TASK STATEMENT ::
Identify the lines that contain the string "當輔助光源使用時" and copy all of them.

RECORDS FOR THE TASK ::

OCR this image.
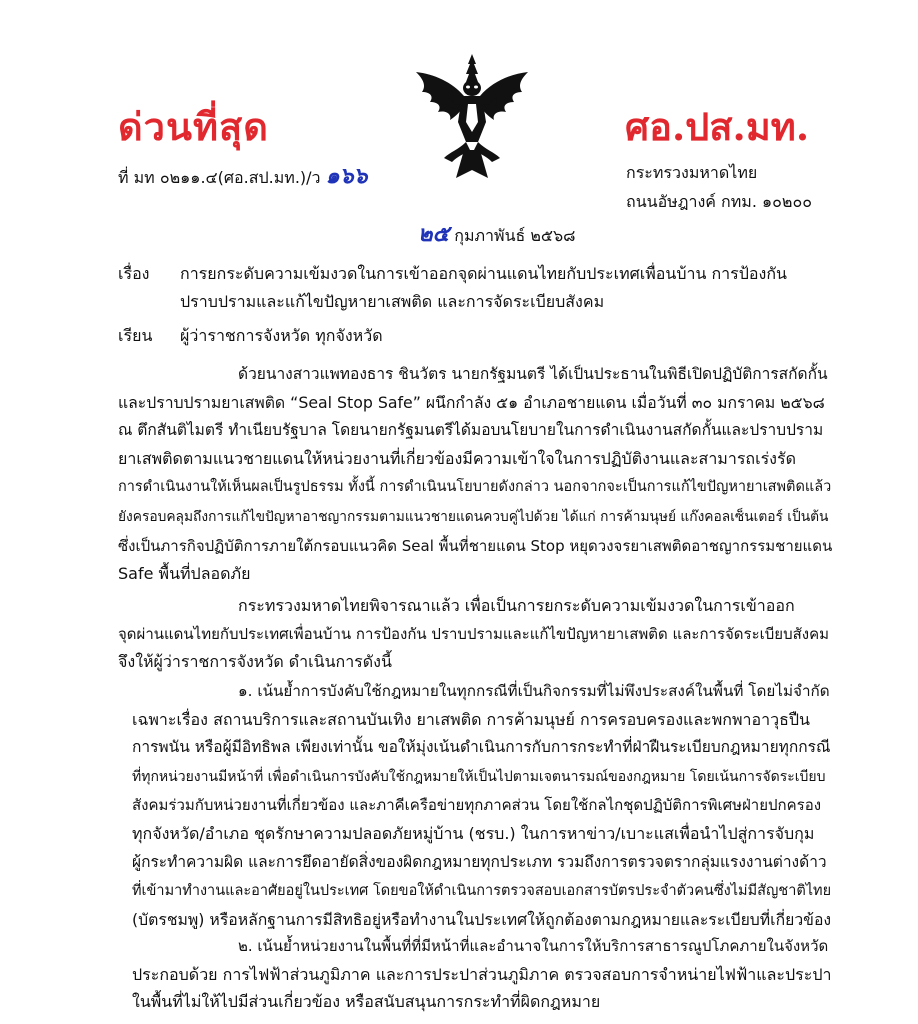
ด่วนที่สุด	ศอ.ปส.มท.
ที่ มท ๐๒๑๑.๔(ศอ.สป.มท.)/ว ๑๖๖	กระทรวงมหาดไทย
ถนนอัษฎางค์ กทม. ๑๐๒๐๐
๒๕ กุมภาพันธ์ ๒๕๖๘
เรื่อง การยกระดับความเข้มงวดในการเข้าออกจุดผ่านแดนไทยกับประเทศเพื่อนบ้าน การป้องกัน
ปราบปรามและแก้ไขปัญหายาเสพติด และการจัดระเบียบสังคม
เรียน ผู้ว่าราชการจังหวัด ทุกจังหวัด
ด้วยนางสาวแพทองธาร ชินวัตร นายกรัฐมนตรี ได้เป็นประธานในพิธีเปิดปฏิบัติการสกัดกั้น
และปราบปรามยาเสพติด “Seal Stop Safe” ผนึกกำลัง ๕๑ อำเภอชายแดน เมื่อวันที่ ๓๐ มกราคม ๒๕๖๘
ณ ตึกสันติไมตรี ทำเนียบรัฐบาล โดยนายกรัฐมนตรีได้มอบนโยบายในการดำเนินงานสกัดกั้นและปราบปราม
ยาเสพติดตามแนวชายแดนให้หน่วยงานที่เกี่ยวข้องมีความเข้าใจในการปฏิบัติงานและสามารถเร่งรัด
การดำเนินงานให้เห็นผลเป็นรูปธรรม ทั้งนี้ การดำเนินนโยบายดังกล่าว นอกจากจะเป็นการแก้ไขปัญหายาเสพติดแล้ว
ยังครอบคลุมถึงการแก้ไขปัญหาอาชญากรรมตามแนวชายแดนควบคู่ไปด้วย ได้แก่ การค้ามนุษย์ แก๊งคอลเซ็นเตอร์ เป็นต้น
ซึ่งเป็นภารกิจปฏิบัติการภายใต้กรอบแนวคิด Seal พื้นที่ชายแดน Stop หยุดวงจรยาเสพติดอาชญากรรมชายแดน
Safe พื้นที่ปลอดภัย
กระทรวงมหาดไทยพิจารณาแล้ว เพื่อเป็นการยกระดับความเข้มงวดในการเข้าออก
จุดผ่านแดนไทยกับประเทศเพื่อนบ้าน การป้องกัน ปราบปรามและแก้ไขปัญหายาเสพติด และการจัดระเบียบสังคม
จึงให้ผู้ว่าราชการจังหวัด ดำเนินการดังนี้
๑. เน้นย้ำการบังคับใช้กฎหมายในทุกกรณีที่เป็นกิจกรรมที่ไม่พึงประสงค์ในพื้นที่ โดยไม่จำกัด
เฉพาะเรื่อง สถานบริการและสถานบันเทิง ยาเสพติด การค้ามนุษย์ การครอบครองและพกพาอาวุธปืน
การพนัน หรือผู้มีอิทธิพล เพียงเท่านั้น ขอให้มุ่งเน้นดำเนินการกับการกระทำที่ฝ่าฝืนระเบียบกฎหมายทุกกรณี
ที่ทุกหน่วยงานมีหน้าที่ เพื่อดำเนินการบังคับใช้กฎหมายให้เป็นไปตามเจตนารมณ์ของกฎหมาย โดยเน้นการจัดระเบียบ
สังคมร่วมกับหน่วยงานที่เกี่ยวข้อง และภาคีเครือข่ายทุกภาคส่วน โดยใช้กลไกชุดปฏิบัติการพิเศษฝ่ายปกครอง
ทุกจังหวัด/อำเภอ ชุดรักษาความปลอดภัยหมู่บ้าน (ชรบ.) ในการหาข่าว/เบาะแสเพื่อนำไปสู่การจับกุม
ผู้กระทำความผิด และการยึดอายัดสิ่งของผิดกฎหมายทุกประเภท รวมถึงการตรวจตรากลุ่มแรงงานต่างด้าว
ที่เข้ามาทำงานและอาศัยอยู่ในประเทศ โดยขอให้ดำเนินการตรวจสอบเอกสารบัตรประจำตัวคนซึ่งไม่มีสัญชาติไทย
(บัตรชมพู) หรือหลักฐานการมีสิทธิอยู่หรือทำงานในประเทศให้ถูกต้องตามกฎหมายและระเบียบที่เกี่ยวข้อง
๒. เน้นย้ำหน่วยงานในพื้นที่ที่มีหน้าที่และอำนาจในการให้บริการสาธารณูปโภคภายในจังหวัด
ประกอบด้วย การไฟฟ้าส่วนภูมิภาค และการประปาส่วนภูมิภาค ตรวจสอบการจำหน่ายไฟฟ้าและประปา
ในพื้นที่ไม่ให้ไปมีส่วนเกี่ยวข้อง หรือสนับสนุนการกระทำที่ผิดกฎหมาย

...

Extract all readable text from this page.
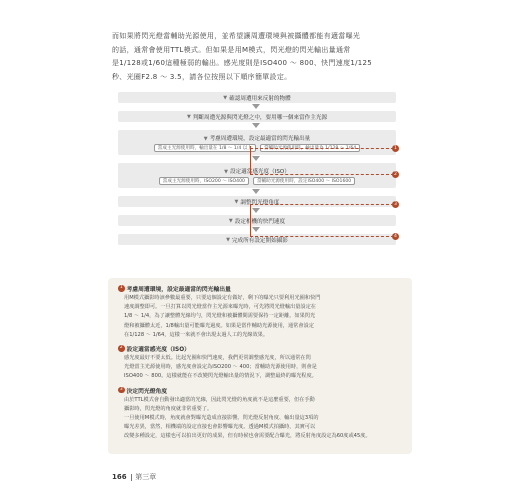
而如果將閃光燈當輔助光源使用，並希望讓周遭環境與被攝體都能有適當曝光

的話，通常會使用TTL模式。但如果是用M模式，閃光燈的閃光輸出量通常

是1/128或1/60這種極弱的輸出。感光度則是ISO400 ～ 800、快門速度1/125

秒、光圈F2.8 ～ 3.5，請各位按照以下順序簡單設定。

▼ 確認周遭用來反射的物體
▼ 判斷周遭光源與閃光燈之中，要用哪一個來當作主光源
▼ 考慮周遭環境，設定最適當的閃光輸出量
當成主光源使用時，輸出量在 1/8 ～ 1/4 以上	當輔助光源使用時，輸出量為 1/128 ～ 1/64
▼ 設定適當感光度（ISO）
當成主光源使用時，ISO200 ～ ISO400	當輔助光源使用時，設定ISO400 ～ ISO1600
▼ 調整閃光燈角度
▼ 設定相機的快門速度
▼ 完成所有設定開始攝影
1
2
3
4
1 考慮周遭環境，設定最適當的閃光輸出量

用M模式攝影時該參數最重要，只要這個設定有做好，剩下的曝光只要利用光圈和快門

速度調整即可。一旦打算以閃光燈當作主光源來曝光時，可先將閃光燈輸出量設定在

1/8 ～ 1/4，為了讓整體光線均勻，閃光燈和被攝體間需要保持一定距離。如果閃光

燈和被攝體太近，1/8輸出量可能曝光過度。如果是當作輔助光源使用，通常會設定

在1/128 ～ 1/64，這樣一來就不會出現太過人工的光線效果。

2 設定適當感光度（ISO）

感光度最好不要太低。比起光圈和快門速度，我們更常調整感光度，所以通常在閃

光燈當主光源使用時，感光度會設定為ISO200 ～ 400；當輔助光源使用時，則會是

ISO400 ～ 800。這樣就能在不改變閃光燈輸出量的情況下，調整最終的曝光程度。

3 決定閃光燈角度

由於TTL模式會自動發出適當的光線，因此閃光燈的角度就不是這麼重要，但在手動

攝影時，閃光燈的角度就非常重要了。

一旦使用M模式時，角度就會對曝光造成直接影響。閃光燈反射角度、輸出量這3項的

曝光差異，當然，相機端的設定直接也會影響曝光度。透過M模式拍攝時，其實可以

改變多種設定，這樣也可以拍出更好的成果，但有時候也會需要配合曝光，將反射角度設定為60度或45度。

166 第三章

OUTPUT ::
當成主光源使用時，輸出量在 1/8 ～ 1/4 以上	當輔助光源使用時，輸出量為 1/128 ～ 1/64
當成主光源使用時，ISO200 ～ ISO400	當輔助光源使用時，設定ISO400 ～ ISO1600
光燈當主光源使用時，感光度會設定為ISO200 ～ 400；當輔助光源使用時，則會是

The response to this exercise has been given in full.